**EXERCISE**
Copy the data exactly; pictures stay out of the copy.

* * * * * * *

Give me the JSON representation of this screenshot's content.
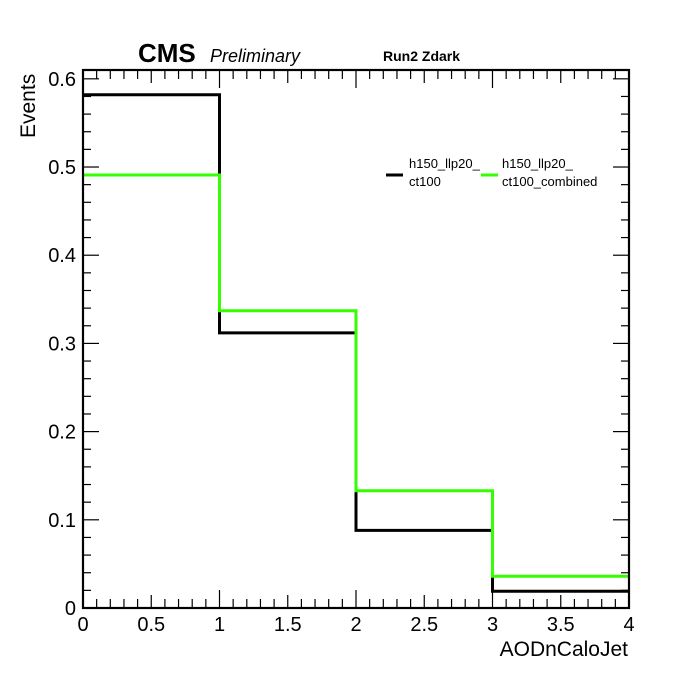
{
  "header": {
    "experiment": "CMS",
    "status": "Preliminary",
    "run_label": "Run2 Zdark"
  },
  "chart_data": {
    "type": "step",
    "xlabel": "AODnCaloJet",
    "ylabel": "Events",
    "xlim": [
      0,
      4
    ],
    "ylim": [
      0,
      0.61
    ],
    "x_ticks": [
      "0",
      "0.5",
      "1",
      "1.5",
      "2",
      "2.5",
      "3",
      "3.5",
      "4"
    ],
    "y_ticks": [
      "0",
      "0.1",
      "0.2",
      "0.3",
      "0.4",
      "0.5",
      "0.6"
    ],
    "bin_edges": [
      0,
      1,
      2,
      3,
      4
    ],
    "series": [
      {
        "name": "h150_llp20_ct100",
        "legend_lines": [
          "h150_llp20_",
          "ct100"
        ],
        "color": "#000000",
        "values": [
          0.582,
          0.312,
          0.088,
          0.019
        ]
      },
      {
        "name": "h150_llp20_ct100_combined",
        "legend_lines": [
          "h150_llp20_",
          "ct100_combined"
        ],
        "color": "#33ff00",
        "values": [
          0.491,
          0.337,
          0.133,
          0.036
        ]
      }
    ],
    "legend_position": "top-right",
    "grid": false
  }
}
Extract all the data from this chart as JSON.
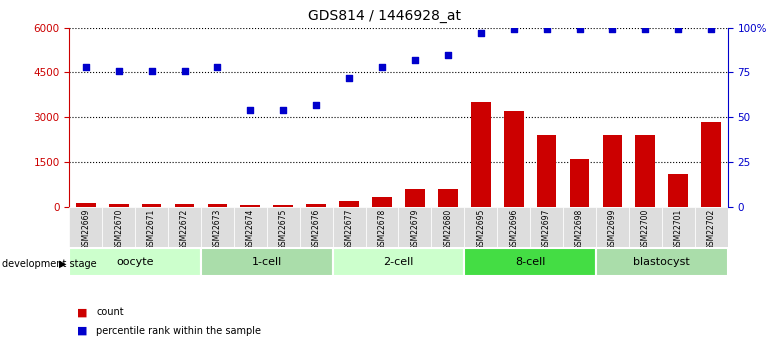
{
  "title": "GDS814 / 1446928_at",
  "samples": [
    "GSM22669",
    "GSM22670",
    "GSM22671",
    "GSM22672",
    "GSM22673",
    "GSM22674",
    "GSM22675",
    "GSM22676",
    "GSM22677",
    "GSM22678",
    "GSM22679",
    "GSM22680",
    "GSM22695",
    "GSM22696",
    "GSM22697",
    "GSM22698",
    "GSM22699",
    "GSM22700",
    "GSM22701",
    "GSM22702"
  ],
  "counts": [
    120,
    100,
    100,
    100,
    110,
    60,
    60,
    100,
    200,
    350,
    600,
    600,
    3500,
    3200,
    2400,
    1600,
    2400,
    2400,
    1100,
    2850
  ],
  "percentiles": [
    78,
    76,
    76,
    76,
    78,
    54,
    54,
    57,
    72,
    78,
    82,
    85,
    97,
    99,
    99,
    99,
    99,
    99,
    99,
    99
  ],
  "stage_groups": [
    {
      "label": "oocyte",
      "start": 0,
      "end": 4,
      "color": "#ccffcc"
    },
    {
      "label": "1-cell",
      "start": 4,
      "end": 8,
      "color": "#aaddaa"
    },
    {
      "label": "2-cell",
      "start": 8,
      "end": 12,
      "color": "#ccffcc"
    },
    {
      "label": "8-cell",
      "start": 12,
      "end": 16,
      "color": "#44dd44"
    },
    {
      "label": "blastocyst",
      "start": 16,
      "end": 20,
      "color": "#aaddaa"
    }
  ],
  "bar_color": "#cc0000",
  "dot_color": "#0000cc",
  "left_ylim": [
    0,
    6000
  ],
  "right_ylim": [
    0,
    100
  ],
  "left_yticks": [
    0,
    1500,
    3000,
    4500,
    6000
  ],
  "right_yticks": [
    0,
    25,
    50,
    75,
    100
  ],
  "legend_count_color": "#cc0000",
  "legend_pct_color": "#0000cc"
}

* * * * * * *

**COMPLETED TASK**
Give me the JSON representation of this screenshot's content.
{
  "header": {
    "experiment": "CMS",
    "status": "Preliminary",
    "run_label": "Run2 Zdark"
  },
  "chart_data": {
    "type": "step",
    "xlabel": "AODnCaloJet",
    "ylabel": "Events",
    "xlim": [
      0,
      4
    ],
    "ylim": [
      0,
      0.61
    ],
    "x_ticks": [
      "0",
      "0.5",
      "1",
      "1.5",
      "2",
      "2.5",
      "3",
      "3.5",
      "4"
    ],
    "y_ticks": [
      "0",
      "0.1",
      "0.2",
      "0.3",
      "0.4",
      "0.5",
      "0.6"
    ],
    "bin_edges": [
      0,
      1,
      2,
      3,
      4
    ],
    "series": [
      {
        "name": "h150_llp20_ct100",
        "legend_lines": [
          "h150_llp20_",
          "ct100"
        ],
        "color": "#000000",
        "values": [
          0.582,
          0.312,
          0.088,
          0.019
        ]
      },
      {
        "name": "h150_llp20_ct100_combined",
        "legend_lines": [
          "h150_llp20_",
          "ct100_combined"
        ],
        "color": "#33ff00",
        "values": [
          0.491,
          0.337,
          0.133,
          0.036
        ]
      }
    ],
    "legend_position": "top-right",
    "grid": false
  }
}
Extract all the data from this chart as JSON.
{
  "title": "GDS814 / 1446928_at",
  "samples": [
    "GSM22669",
    "GSM22670",
    "GSM22671",
    "GSM22672",
    "GSM22673",
    "GSM22674",
    "GSM22675",
    "GSM22676",
    "GSM22677",
    "GSM22678",
    "GSM22679",
    "GSM22680",
    "GSM22695",
    "GSM22696",
    "GSM22697",
    "GSM22698",
    "GSM22699",
    "GSM22700",
    "GSM22701",
    "GSM22702"
  ],
  "counts": [
    120,
    100,
    100,
    100,
    110,
    60,
    60,
    100,
    200,
    350,
    600,
    600,
    3500,
    3200,
    2400,
    1600,
    2400,
    2400,
    1100,
    2850
  ],
  "percentiles": [
    78,
    76,
    76,
    76,
    78,
    54,
    54,
    57,
    72,
    78,
    82,
    85,
    97,
    99,
    99,
    99,
    99,
    99,
    99,
    99
  ],
  "stage_groups": [
    {
      "label": "oocyte",
      "start": 0,
      "end": 4,
      "color": "#ccffcc"
    },
    {
      "label": "1-cell",
      "start": 4,
      "end": 8,
      "color": "#aaddaa"
    },
    {
      "label": "2-cell",
      "start": 8,
      "end": 12,
      "color": "#ccffcc"
    },
    {
      "label": "8-cell",
      "start": 12,
      "end": 16,
      "color": "#44dd44"
    },
    {
      "label": "blastocyst",
      "start": 16,
      "end": 20,
      "color": "#aaddaa"
    }
  ],
  "bar_color": "#cc0000",
  "dot_color": "#0000cc",
  "left_ylim": [
    0,
    6000
  ],
  "right_ylim": [
    0,
    100
  ],
  "left_yticks": [
    0,
    1500,
    3000,
    4500,
    6000
  ],
  "right_yticks": [
    0,
    25,
    50,
    75,
    100
  ],
  "legend_count_color": "#cc0000",
  "legend_pct_color": "#0000cc"
}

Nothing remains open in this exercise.